*INSTRUCTION*
Extract the text of every entry below exactly; leave images out.

** Start RECORD SET **

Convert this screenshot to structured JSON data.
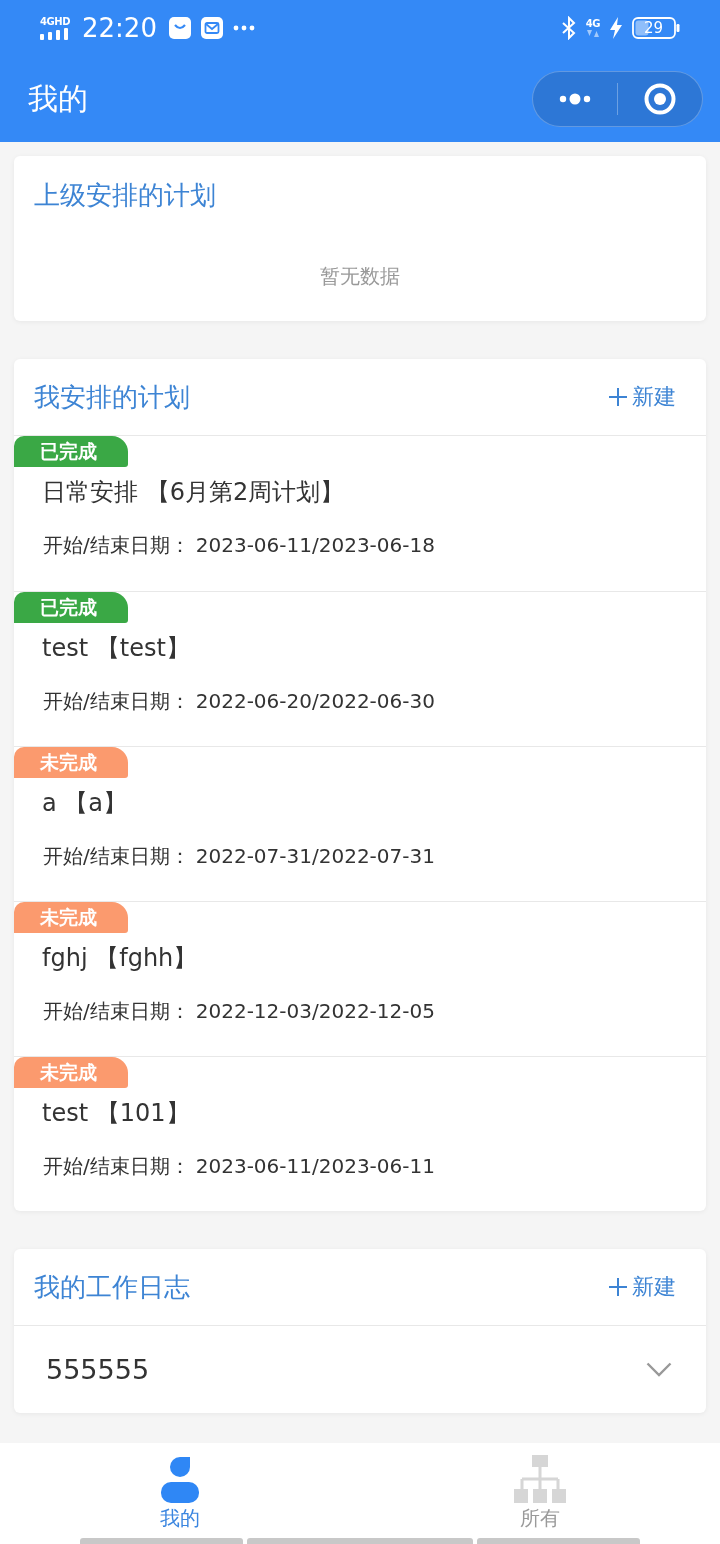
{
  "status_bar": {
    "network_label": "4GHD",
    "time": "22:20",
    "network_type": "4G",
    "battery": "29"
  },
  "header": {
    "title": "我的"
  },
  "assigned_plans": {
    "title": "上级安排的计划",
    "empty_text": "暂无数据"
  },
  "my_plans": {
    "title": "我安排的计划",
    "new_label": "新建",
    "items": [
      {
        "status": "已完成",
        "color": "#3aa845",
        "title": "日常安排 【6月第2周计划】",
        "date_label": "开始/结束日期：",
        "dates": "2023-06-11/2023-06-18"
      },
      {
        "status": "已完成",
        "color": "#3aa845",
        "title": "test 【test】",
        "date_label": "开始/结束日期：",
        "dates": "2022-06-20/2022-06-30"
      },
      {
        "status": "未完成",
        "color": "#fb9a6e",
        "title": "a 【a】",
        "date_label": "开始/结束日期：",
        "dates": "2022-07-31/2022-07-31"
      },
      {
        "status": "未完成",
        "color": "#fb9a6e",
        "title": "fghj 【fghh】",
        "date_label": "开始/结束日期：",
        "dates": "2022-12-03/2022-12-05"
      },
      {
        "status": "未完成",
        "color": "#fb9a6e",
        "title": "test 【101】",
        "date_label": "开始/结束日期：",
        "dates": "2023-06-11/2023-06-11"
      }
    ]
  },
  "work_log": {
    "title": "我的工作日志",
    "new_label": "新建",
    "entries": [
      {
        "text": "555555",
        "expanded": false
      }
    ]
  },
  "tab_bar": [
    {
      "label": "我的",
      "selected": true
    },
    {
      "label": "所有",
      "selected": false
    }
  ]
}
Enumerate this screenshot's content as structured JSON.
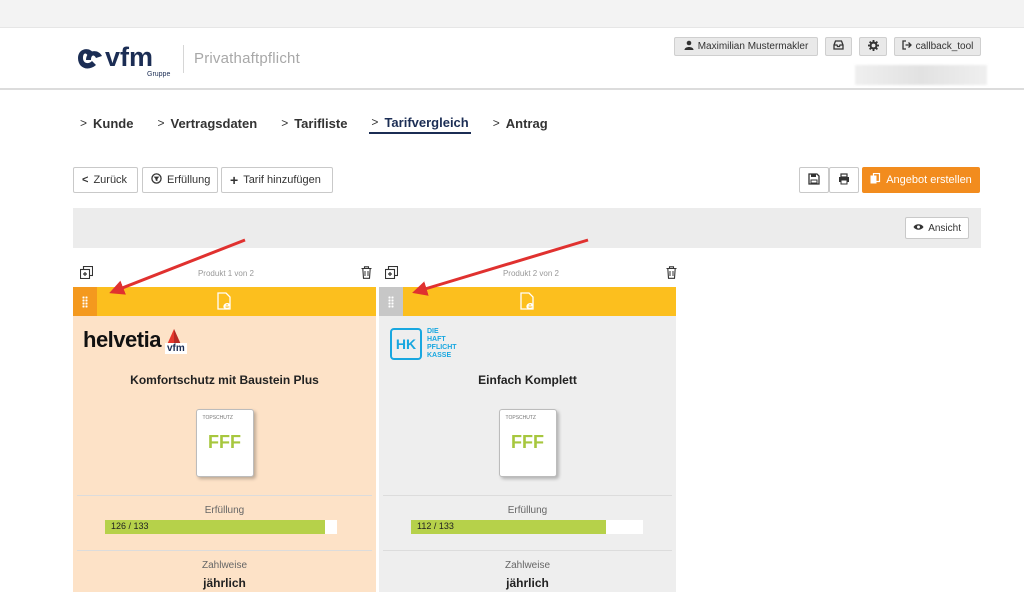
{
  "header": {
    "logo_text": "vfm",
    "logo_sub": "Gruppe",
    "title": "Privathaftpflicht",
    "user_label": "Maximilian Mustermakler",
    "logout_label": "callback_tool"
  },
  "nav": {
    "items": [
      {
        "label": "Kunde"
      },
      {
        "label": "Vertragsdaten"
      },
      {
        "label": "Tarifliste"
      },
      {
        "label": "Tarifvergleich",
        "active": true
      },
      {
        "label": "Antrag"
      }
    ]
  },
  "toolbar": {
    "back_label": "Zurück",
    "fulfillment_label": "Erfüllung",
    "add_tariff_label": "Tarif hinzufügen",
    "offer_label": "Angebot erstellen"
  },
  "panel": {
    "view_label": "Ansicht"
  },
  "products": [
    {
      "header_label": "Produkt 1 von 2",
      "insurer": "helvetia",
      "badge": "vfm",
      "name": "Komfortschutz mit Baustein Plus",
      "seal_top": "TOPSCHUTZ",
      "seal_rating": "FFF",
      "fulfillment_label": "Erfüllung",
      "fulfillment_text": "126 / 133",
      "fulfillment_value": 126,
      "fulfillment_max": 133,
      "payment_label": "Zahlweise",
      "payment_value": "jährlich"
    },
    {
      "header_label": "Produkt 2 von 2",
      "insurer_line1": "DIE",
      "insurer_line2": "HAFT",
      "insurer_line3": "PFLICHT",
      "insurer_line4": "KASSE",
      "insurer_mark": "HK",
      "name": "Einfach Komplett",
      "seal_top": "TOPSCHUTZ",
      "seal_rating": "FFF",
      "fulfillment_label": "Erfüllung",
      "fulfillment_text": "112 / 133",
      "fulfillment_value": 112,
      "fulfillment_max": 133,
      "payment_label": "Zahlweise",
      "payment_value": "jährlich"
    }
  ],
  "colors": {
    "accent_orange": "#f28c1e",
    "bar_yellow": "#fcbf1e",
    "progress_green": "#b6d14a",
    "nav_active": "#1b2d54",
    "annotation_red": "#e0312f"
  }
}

** End RECORD SET **

*ANSWER TO THE PROBLEM*
Convert this screenshot to structured JSON data.
{
  "status_bar": {
    "network_label": "4GHD",
    "time": "22:20",
    "network_type": "4G",
    "battery": "29"
  },
  "header": {
    "title": "我的"
  },
  "assigned_plans": {
    "title": "上级安排的计划",
    "empty_text": "暂无数据"
  },
  "my_plans": {
    "title": "我安排的计划",
    "new_label": "新建",
    "items": [
      {
        "status": "已完成",
        "color": "#3aa845",
        "title": "日常安排 【6月第2周计划】",
        "date_label": "开始/结束日期：",
        "dates": "2023-06-11/2023-06-18"
      },
      {
        "status": "已完成",
        "color": "#3aa845",
        "title": "test 【test】",
        "date_label": "开始/结束日期：",
        "dates": "2022-06-20/2022-06-30"
      },
      {
        "status": "未完成",
        "color": "#fb9a6e",
        "title": "a 【a】",
        "date_label": "开始/结束日期：",
        "dates": "2022-07-31/2022-07-31"
      },
      {
        "status": "未完成",
        "color": "#fb9a6e",
        "title": "fghj 【fghh】",
        "date_label": "开始/结束日期：",
        "dates": "2022-12-03/2022-12-05"
      },
      {
        "status": "未完成",
        "color": "#fb9a6e",
        "title": "test 【101】",
        "date_label": "开始/结束日期：",
        "dates": "2023-06-11/2023-06-11"
      }
    ]
  },
  "work_log": {
    "title": "我的工作日志",
    "new_label": "新建",
    "entries": [
      {
        "text": "555555",
        "expanded": false
      }
    ]
  },
  "tab_bar": [
    {
      "label": "我的",
      "selected": true
    },
    {
      "label": "所有",
      "selected": false
    }
  ]
}
Enumerate this screenshot's content as structured JSON.
{
  "header": {
    "logo_text": "vfm",
    "logo_sub": "Gruppe",
    "title": "Privathaftpflicht",
    "user_label": "Maximilian Mustermakler",
    "logout_label": "callback_tool"
  },
  "nav": {
    "items": [
      {
        "label": "Kunde"
      },
      {
        "label": "Vertragsdaten"
      },
      {
        "label": "Tarifliste"
      },
      {
        "label": "Tarifvergleich",
        "active": true
      },
      {
        "label": "Antrag"
      }
    ]
  },
  "toolbar": {
    "back_label": "Zurück",
    "fulfillment_label": "Erfüllung",
    "add_tariff_label": "Tarif hinzufügen",
    "offer_label": "Angebot erstellen"
  },
  "panel": {
    "view_label": "Ansicht"
  },
  "products": [
    {
      "header_label": "Produkt 1 von 2",
      "insurer": "helvetia",
      "badge": "vfm",
      "name": "Komfortschutz mit Baustein Plus",
      "seal_top": "TOPSCHUTZ",
      "seal_rating": "FFF",
      "fulfillment_label": "Erfüllung",
      "fulfillment_text": "126 / 133",
      "fulfillment_value": 126,
      "fulfillment_max": 133,
      "payment_label": "Zahlweise",
      "payment_value": "jährlich"
    },
    {
      "header_label": "Produkt 2 von 2",
      "insurer_line1": "DIE",
      "insurer_line2": "HAFT",
      "insurer_line3": "PFLICHT",
      "insurer_line4": "KASSE",
      "insurer_mark": "HK",
      "name": "Einfach Komplett",
      "seal_top": "TOPSCHUTZ",
      "seal_rating": "FFF",
      "fulfillment_label": "Erfüllung",
      "fulfillment_text": "112 / 133",
      "fulfillment_value": 112,
      "fulfillment_max": 133,
      "payment_label": "Zahlweise",
      "payment_value": "jährlich"
    }
  ],
  "colors": {
    "accent_orange": "#f28c1e",
    "bar_yellow": "#fcbf1e",
    "progress_green": "#b6d14a",
    "nav_active": "#1b2d54",
    "annotation_red": "#e0312f"
  }
}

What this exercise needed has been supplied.